[AIM OF THE TASK]
Where a line of the material contains the string "down", copy that line.

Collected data
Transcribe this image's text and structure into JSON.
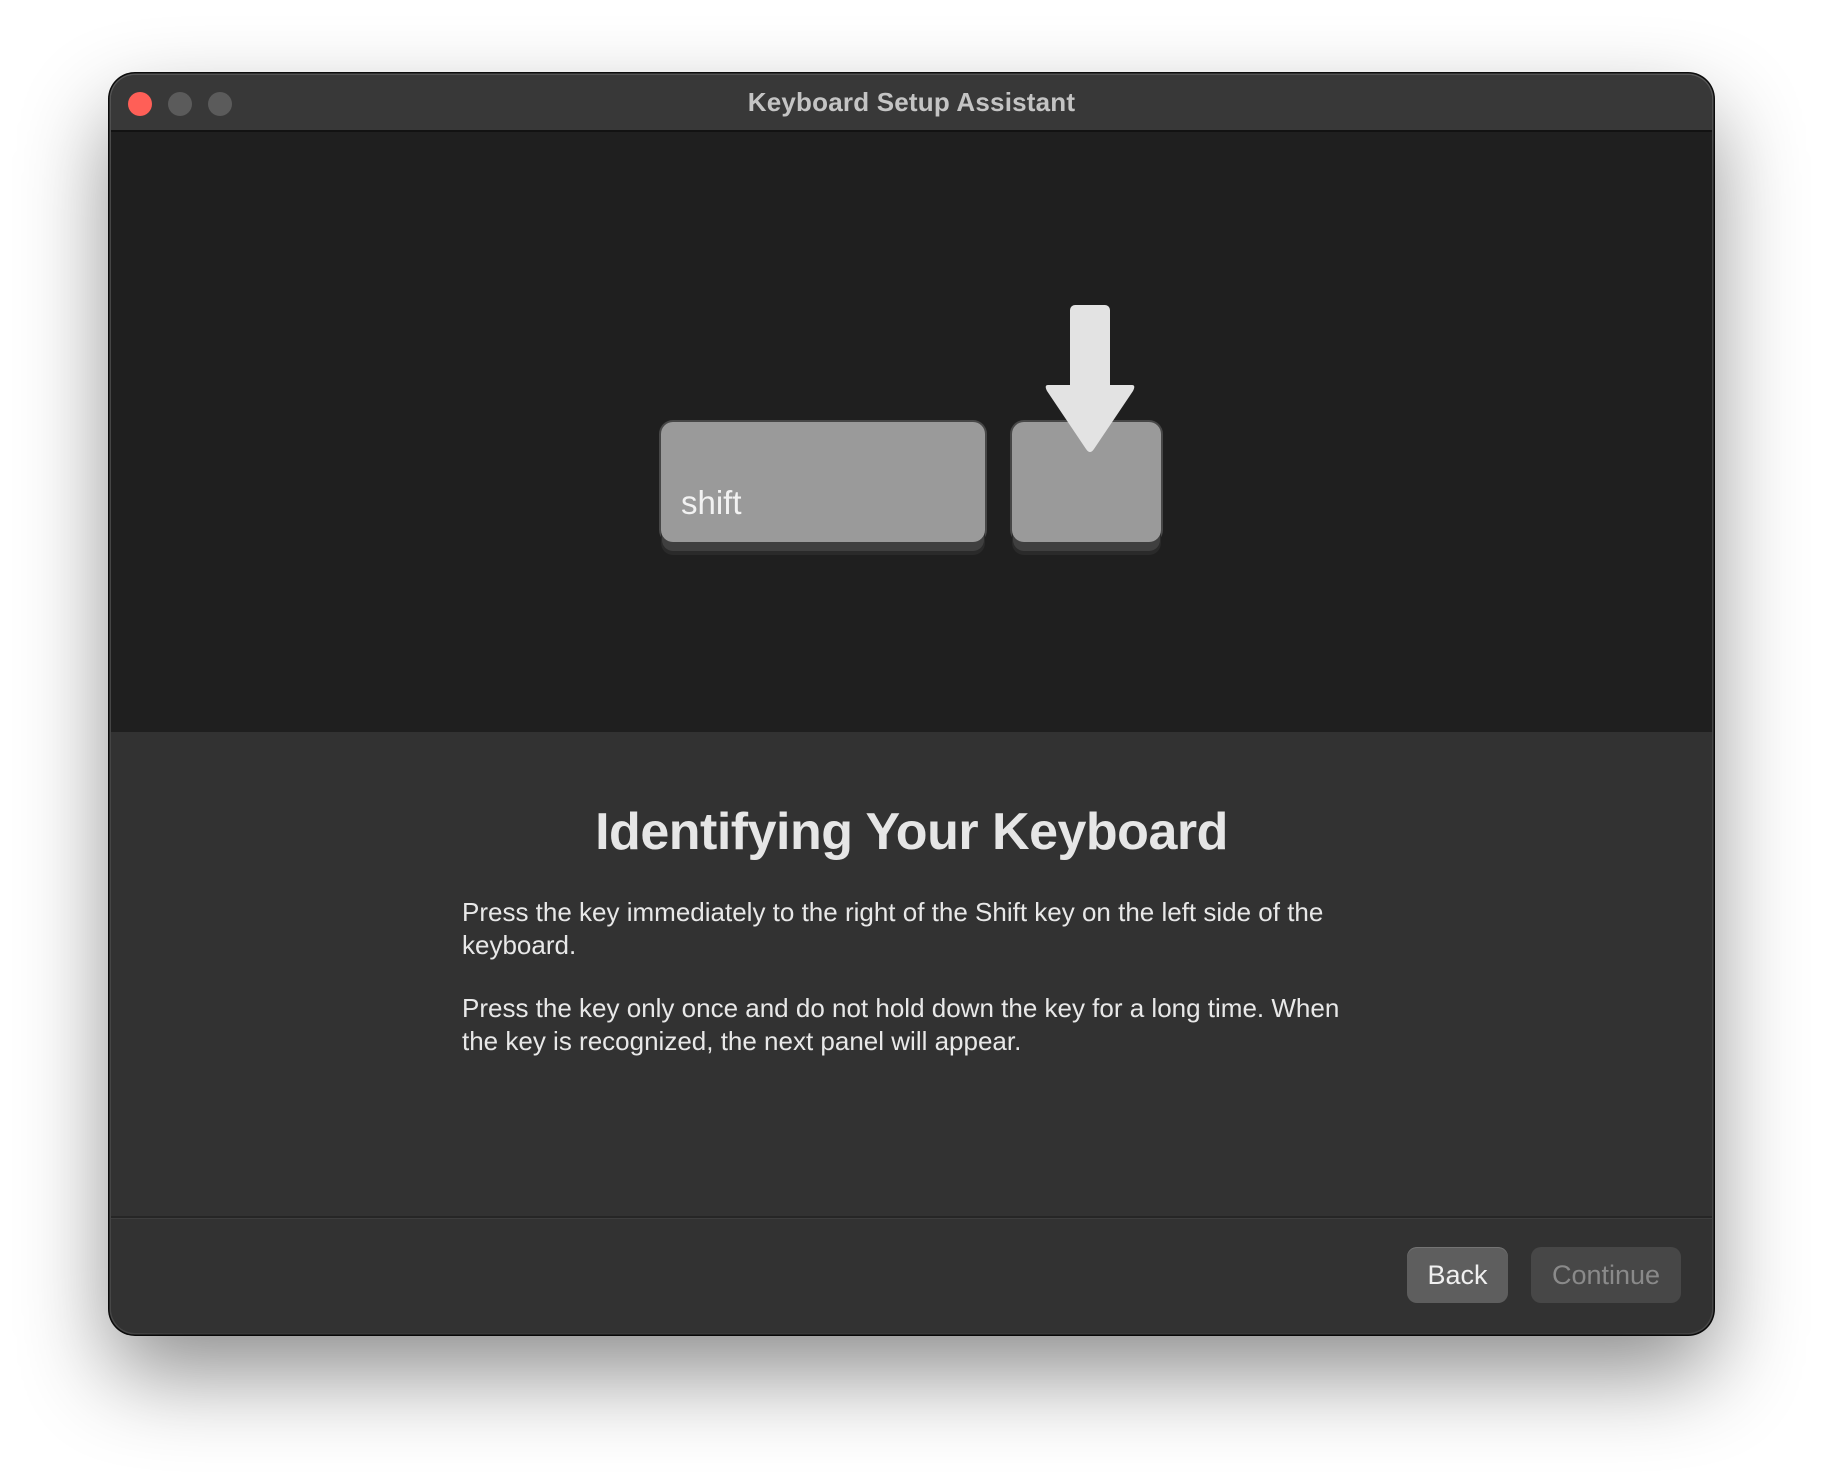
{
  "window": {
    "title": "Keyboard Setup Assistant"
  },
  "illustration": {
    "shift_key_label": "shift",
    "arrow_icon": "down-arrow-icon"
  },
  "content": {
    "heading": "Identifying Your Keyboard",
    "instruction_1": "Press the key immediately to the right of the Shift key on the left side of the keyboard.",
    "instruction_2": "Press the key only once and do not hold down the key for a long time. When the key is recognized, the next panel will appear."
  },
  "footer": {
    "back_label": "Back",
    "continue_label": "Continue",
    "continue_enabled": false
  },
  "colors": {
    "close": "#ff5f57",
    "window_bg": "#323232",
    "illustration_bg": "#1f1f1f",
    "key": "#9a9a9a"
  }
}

[THE RESULT]
    "arrow_icon": "down-arrow-icon"
    "instruction_2": "Press the key only once and do not hold down the key for a long time. When the key is recognized, the next panel will appear."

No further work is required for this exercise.